**TASK DESCRIPTION:** Copy every line with the string "JSON" in it.

**EXERCISE MATERIALS:**
------------------------------------------------------------------------

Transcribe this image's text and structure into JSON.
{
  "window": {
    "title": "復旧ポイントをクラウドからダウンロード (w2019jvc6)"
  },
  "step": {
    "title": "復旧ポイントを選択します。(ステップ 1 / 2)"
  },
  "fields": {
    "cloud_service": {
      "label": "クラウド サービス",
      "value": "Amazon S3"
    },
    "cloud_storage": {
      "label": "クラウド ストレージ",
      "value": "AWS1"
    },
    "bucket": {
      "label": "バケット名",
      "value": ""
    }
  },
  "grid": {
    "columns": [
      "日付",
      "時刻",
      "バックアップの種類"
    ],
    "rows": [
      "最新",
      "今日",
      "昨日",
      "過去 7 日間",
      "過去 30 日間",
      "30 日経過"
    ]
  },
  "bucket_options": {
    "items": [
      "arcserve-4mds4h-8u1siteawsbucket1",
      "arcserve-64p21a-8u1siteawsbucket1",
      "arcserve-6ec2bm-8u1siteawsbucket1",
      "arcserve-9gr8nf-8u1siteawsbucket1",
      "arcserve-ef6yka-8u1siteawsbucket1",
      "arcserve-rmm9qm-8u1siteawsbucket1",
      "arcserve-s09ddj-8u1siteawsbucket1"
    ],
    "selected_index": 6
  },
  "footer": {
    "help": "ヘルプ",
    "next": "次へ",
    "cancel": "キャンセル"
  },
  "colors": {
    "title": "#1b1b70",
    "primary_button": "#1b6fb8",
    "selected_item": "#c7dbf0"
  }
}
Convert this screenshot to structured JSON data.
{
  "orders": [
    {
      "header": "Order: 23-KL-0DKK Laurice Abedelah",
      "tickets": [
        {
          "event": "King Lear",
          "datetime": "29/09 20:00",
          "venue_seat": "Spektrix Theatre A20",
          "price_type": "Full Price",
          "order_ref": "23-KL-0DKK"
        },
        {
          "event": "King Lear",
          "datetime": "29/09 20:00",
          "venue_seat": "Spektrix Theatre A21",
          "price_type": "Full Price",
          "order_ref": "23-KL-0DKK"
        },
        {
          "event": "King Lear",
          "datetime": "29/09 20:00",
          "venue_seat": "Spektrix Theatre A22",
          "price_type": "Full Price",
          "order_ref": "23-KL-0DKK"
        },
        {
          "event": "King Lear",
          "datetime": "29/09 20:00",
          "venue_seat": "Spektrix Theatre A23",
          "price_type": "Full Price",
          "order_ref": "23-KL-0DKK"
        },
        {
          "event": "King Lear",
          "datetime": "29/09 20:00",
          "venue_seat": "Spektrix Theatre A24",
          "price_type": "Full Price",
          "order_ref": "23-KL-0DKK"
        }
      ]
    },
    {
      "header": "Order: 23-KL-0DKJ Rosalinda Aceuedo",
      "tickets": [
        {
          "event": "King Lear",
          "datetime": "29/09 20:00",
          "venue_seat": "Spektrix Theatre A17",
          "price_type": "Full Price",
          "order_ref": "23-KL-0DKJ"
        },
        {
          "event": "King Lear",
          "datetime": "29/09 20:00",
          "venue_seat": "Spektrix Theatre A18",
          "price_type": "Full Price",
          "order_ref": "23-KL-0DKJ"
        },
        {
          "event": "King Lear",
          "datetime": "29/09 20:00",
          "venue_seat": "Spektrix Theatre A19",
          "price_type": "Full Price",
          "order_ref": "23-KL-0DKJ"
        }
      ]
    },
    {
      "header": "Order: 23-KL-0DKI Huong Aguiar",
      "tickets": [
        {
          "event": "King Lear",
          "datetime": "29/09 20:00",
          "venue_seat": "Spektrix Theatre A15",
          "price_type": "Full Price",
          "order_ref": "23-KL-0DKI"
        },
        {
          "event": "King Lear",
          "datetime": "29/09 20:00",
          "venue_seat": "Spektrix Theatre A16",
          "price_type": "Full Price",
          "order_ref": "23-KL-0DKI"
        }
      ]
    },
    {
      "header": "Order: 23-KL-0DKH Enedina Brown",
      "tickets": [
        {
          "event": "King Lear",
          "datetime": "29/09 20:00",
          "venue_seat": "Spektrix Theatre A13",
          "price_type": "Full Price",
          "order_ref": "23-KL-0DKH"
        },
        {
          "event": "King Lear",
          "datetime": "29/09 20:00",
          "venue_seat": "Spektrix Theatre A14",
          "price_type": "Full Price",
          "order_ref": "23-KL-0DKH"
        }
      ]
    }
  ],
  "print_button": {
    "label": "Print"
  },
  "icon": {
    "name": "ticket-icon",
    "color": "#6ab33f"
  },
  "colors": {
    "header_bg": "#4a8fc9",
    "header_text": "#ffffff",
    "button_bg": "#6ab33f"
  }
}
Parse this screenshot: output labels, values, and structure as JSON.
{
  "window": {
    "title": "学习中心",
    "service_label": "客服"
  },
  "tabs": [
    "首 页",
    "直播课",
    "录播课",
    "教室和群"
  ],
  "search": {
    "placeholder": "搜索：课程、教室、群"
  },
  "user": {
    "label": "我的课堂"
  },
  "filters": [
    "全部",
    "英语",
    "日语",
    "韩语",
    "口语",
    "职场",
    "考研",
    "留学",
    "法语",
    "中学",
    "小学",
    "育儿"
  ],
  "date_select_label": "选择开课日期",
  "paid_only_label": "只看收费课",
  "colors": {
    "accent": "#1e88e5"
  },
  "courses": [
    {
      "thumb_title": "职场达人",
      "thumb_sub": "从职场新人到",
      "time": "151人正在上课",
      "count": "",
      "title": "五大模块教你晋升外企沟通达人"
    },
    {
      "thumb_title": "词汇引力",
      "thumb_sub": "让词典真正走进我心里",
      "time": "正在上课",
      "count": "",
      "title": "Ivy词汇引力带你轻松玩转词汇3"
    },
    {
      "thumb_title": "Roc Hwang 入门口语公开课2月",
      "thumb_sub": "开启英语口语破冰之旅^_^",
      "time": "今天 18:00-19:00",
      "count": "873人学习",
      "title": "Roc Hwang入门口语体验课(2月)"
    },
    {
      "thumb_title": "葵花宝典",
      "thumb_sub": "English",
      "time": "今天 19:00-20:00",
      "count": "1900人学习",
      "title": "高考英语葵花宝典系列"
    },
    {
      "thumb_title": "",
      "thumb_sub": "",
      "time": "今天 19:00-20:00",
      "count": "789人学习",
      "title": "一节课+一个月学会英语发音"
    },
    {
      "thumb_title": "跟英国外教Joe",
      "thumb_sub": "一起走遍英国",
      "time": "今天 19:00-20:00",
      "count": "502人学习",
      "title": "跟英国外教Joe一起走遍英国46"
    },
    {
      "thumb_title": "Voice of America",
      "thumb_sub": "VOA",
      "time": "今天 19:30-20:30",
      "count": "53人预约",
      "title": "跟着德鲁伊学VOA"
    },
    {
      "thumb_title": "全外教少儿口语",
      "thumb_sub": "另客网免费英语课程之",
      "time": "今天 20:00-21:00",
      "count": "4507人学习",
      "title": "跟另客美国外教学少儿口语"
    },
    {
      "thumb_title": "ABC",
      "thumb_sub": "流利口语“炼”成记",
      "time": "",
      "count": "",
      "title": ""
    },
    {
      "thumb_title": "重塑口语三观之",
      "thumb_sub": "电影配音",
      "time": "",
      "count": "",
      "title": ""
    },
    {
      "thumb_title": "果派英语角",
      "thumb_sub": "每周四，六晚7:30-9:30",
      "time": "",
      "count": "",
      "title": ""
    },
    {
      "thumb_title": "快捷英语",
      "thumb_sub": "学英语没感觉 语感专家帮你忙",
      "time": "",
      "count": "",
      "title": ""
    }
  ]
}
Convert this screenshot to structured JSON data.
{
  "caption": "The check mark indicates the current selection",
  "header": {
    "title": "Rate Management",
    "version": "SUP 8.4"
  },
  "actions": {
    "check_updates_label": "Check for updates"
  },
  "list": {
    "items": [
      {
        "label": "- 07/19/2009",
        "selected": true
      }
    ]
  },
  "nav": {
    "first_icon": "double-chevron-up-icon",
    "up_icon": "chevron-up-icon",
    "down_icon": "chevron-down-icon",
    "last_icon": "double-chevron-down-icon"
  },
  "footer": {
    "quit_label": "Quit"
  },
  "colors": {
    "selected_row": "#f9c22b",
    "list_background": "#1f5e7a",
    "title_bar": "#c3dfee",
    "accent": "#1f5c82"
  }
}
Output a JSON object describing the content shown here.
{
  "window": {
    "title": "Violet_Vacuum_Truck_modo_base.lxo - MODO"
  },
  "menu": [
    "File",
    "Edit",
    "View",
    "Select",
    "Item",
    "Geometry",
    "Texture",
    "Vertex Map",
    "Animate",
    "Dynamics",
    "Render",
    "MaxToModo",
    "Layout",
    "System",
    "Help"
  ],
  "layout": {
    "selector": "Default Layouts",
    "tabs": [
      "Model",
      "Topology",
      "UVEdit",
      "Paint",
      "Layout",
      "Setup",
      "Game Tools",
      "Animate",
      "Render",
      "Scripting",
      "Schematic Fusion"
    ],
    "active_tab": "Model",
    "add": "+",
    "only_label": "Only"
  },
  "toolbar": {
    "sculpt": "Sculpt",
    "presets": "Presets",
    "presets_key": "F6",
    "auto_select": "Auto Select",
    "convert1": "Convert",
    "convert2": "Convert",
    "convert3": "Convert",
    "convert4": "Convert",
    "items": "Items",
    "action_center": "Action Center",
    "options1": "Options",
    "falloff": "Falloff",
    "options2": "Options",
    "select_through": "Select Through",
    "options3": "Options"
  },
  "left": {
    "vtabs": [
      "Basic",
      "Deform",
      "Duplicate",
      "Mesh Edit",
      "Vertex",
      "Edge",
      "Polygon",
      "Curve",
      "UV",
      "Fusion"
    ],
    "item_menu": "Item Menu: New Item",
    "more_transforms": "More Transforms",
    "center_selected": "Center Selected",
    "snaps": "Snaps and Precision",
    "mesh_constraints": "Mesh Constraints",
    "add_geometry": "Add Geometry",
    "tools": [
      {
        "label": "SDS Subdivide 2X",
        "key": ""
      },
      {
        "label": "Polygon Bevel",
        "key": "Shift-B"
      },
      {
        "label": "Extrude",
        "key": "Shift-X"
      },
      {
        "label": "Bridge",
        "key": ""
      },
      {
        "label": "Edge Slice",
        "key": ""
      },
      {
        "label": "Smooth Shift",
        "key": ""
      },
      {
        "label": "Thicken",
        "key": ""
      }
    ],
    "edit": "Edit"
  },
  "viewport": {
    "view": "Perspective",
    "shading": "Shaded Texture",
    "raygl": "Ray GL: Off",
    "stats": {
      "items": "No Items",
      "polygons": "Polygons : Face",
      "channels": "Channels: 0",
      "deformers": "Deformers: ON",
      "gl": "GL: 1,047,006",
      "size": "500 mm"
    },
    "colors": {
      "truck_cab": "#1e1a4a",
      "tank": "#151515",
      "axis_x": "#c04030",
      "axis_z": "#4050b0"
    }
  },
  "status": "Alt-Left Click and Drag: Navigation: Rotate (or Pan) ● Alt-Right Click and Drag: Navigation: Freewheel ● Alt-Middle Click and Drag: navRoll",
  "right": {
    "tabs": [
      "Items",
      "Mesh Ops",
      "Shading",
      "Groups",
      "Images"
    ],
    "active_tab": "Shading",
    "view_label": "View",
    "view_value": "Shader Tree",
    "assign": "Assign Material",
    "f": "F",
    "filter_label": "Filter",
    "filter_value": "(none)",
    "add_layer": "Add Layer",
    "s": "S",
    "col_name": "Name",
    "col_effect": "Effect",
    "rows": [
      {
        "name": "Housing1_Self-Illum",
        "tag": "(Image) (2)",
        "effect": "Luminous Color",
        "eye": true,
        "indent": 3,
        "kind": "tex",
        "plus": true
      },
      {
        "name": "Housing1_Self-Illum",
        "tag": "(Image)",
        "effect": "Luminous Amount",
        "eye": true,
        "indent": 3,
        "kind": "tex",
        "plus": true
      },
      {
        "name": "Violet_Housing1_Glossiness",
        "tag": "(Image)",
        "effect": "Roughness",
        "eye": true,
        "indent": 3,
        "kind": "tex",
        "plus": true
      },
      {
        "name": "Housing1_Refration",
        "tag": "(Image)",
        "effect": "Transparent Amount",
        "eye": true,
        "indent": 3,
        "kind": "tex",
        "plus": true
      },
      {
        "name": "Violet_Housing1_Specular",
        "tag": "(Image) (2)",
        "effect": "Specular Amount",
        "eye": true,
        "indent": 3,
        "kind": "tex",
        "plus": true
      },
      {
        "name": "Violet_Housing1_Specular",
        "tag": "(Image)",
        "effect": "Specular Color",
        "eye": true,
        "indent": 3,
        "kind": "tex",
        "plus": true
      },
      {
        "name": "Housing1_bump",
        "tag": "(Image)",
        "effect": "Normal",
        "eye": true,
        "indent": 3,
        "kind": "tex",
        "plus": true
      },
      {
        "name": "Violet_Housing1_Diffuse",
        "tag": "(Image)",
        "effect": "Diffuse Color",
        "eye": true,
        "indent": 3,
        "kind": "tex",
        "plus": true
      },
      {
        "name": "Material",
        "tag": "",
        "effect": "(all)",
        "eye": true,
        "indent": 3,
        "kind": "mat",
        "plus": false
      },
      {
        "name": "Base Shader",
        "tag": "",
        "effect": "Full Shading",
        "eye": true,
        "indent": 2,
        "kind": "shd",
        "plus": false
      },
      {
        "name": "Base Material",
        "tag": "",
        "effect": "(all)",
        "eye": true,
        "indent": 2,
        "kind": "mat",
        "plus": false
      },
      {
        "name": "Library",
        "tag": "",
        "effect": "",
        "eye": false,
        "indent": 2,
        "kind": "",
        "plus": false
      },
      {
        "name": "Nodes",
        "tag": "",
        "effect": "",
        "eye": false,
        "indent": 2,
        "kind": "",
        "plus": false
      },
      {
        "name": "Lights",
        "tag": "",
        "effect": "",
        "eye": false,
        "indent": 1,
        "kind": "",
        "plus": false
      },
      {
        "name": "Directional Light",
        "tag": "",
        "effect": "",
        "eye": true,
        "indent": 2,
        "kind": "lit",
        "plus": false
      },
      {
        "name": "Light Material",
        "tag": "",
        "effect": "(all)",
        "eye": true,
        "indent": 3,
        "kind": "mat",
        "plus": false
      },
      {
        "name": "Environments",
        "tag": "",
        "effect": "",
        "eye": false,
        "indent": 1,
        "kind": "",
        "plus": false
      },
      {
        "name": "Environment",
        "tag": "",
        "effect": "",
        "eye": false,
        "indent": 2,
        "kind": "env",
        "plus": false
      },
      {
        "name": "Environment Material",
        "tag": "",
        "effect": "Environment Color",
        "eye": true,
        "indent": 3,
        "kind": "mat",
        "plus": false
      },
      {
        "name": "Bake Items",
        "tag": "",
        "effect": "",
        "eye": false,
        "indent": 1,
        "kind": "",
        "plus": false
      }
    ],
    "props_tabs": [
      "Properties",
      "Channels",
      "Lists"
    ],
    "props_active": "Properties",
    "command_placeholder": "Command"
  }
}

------------------------------------------------------------------------

**EXERCISE OUTPUT:**
Transcribe this image's text and structure into JSON.
Convert this screenshot to structured JSON data.
Parse this screenshot: output labels, values, and structure as JSON.
Convert this screenshot to structured JSON data.
Output a JSON object describing the content shown here.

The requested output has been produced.